Work to complete »
Give every line of the data again, unchanged, but with no pictures.
● ● ● ● ●
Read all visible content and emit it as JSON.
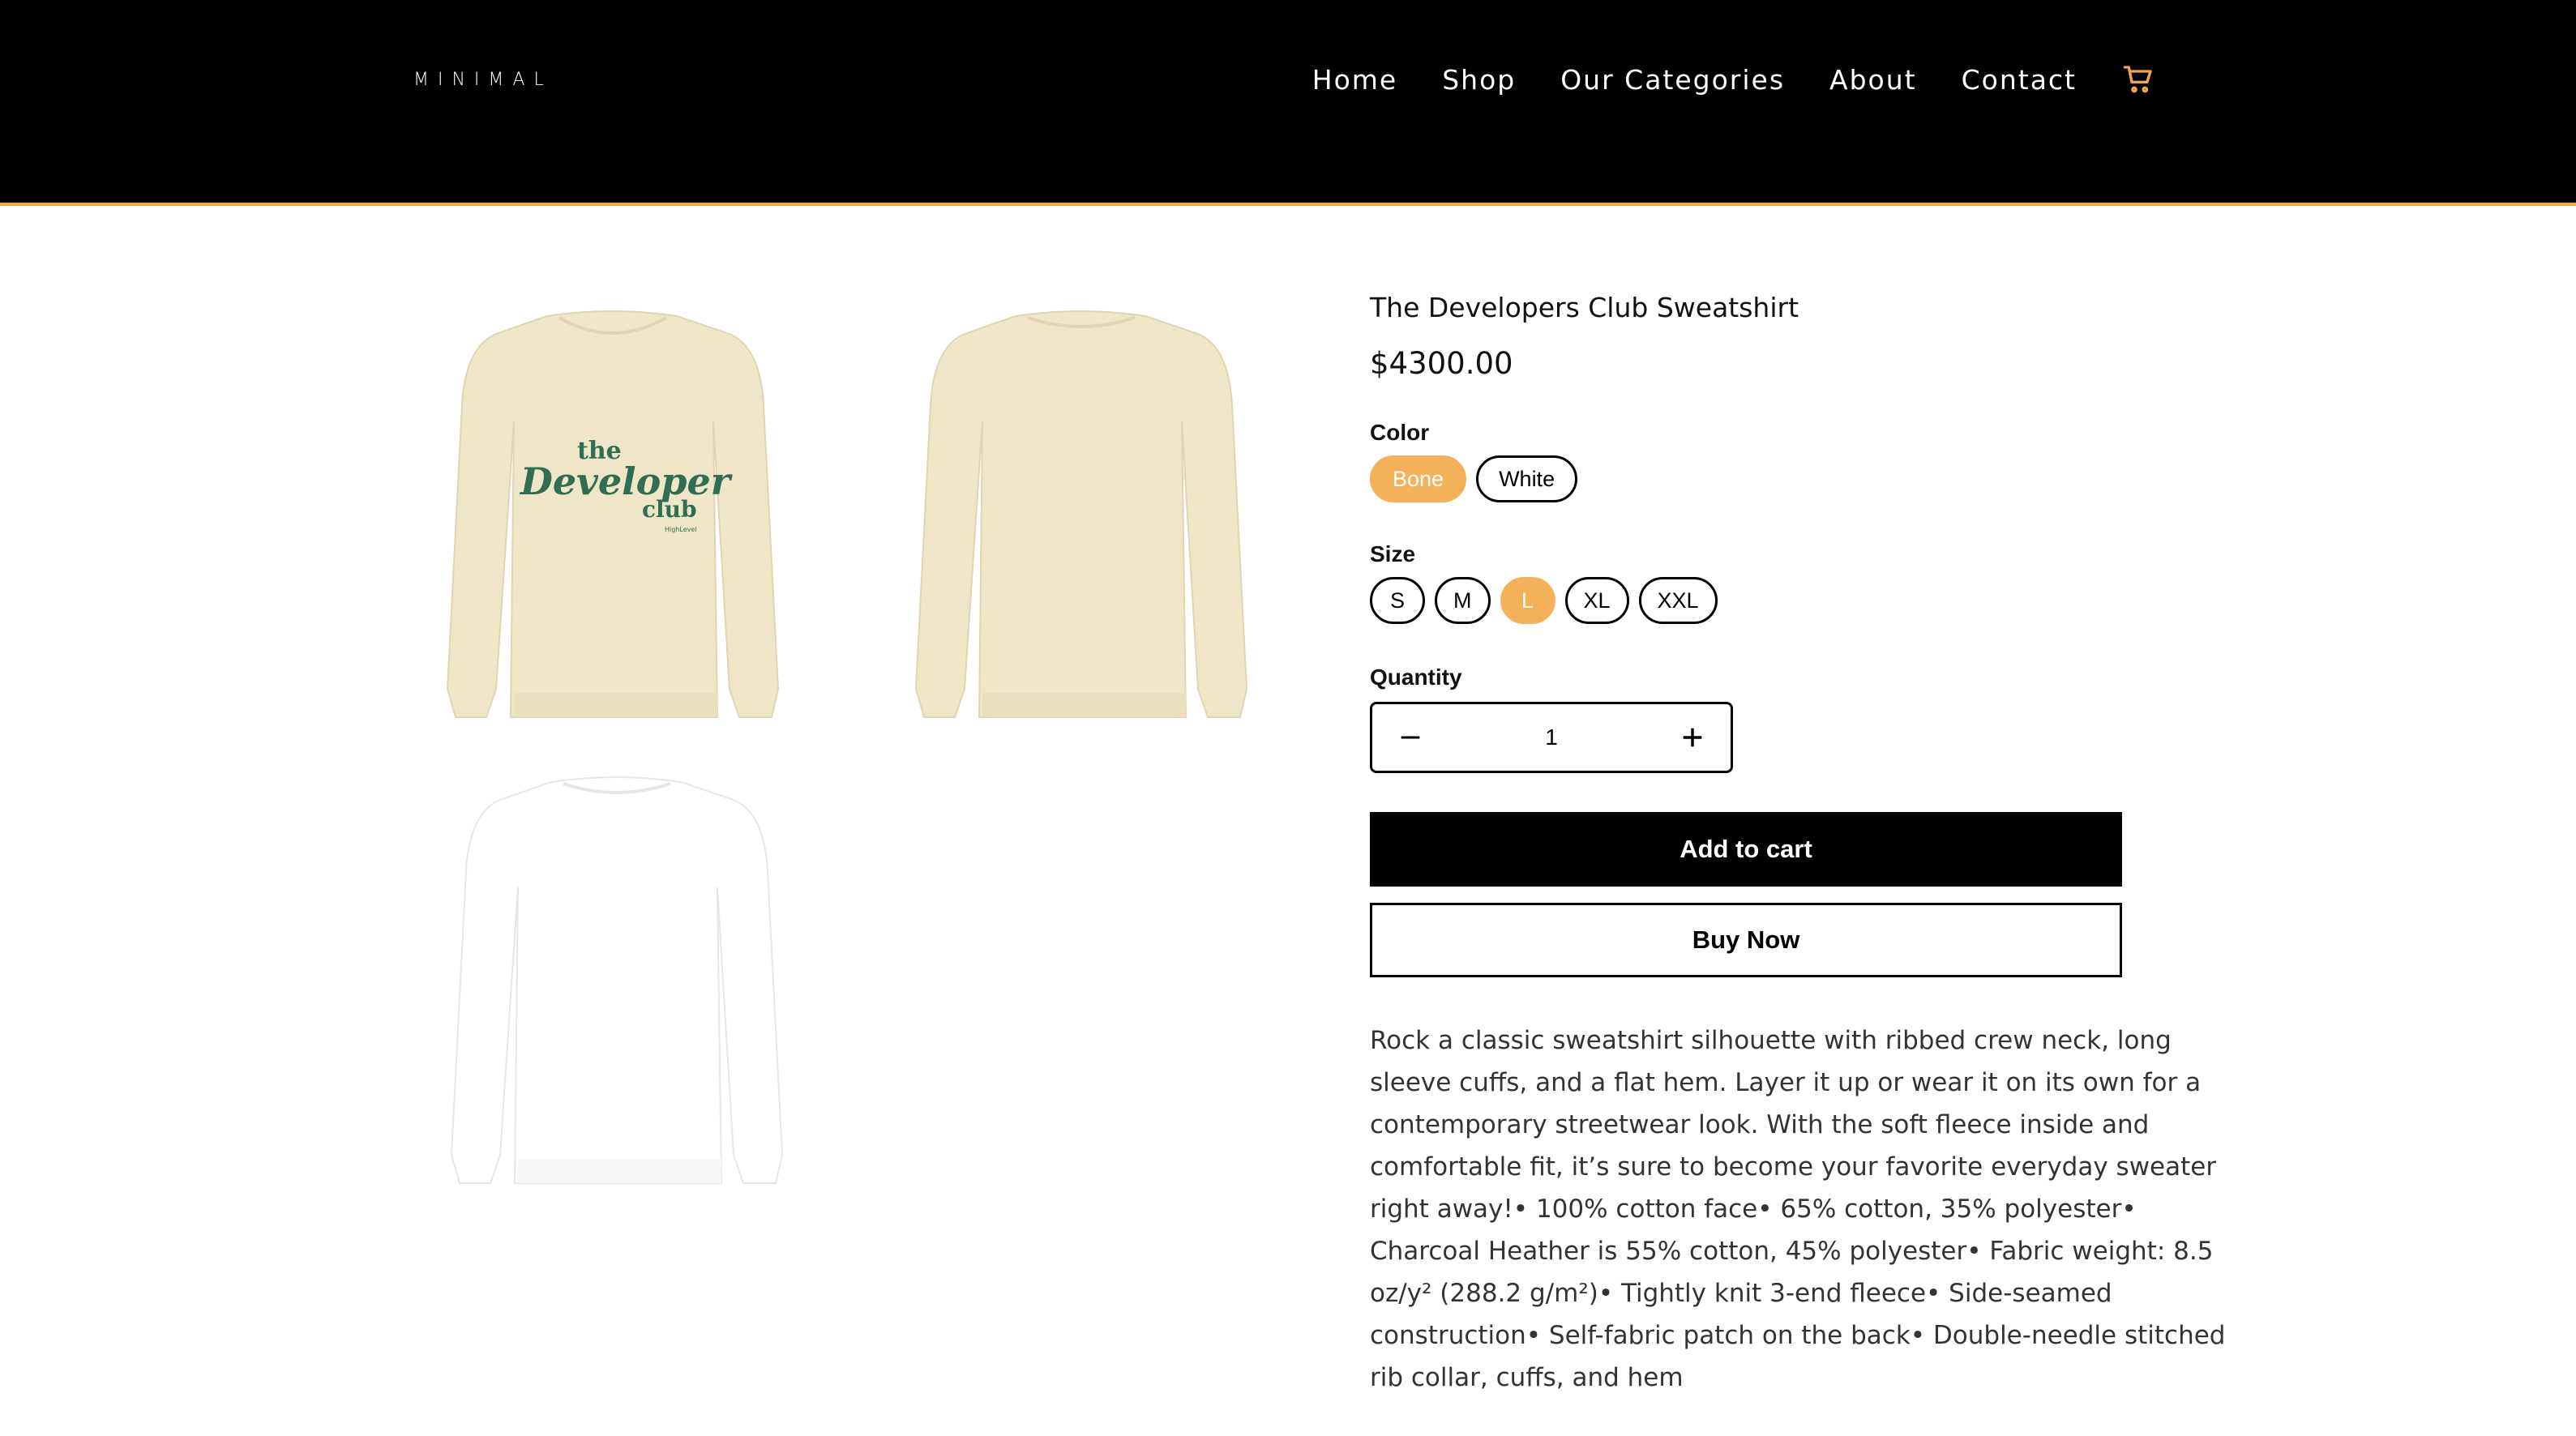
{
  "header": {
    "logo": "MINIMAL",
    "nav": [
      "Home",
      "Shop",
      "Our Categories",
      "About",
      "Contact"
    ],
    "cart_icon": "shopping-cart-icon",
    "accent_color": "#f2a64b"
  },
  "gallery": {
    "front_print": {
      "line1": "the",
      "line2": "Developer",
      "line3": "club",
      "tag": "HighLevel"
    },
    "colors": [
      "#efe6c8",
      "#efe6c8",
      "#ffffff"
    ]
  },
  "product": {
    "title": "The Developers Club Sweatshirt",
    "price": "$4300.00",
    "color_label": "Color",
    "colors": [
      "Bone",
      "White"
    ],
    "selected_color": "Bone",
    "size_label": "Size",
    "sizes": [
      "S",
      "M",
      "L",
      "XL",
      "XXL"
    ],
    "selected_size": "L",
    "quantity_label": "Quantity",
    "quantity": "1",
    "add_to_cart": "Add to cart",
    "buy_now": "Buy Now",
    "description": "Rock a classic sweatshirt silhouette with ribbed crew neck, long sleeve cuffs, and a flat hem. Layer it up or wear it on its own for a contemporary streetwear look. With the soft fleece inside and comfortable fit, it’s sure to become your favorite everyday sweater right away!• 100% cotton face• 65% cotton, 35% polyester• Charcoal Heather is 55% cotton, 45% polyester• Fabric weight: 8.5 oz/y² (288.2 g/m²)• Tightly knit 3-end fleece• Side-seamed construction• Self-fabric patch on the back• Double-needle stitched rib collar, cuffs, and hem",
    "selected_color_hex": "#f5b159"
  }
}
● ● ● ● ●
Exercise response »
Read all visible content and emit it as JSON.
{
  "header": {
    "logo": "MINIMAL",
    "nav": [
      "Home",
      "Shop",
      "Our Categories",
      "About",
      "Contact"
    ],
    "cart_icon": "shopping-cart-icon",
    "accent_color": "#f2a64b"
  },
  "gallery": {
    "front_print": {
      "line1": "the",
      "line2": "Developer",
      "line3": "club",
      "tag": "HighLevel"
    },
    "colors": [
      "#efe6c8",
      "#efe6c8",
      "#ffffff"
    ]
  },
  "product": {
    "title": "The Developers Club Sweatshirt",
    "price": "$4300.00",
    "color_label": "Color",
    "colors": [
      "Bone",
      "White"
    ],
    "selected_color": "Bone",
    "size_label": "Size",
    "sizes": [
      "S",
      "M",
      "L",
      "XL",
      "XXL"
    ],
    "selected_size": "L",
    "quantity_label": "Quantity",
    "quantity": "1",
    "add_to_cart": "Add to cart",
    "buy_now": "Buy Now",
    "description": "Rock a classic sweatshirt silhouette with ribbed crew neck, long sleeve cuffs, and a flat hem. Layer it up or wear it on its own for a contemporary streetwear look. With the soft fleece inside and comfortable fit, it’s sure to become your favorite everyday sweater right away!• 100% cotton face• 65% cotton, 35% polyester• Charcoal Heather is 55% cotton, 45% polyester• Fabric weight: 8.5 oz/y² (288.2 g/m²)• Tightly knit 3-end fleece• Side-seamed construction• Self-fabric patch on the back• Double-needle stitched rib collar, cuffs, and hem",
    "selected_color_hex": "#f5b159"
  }
}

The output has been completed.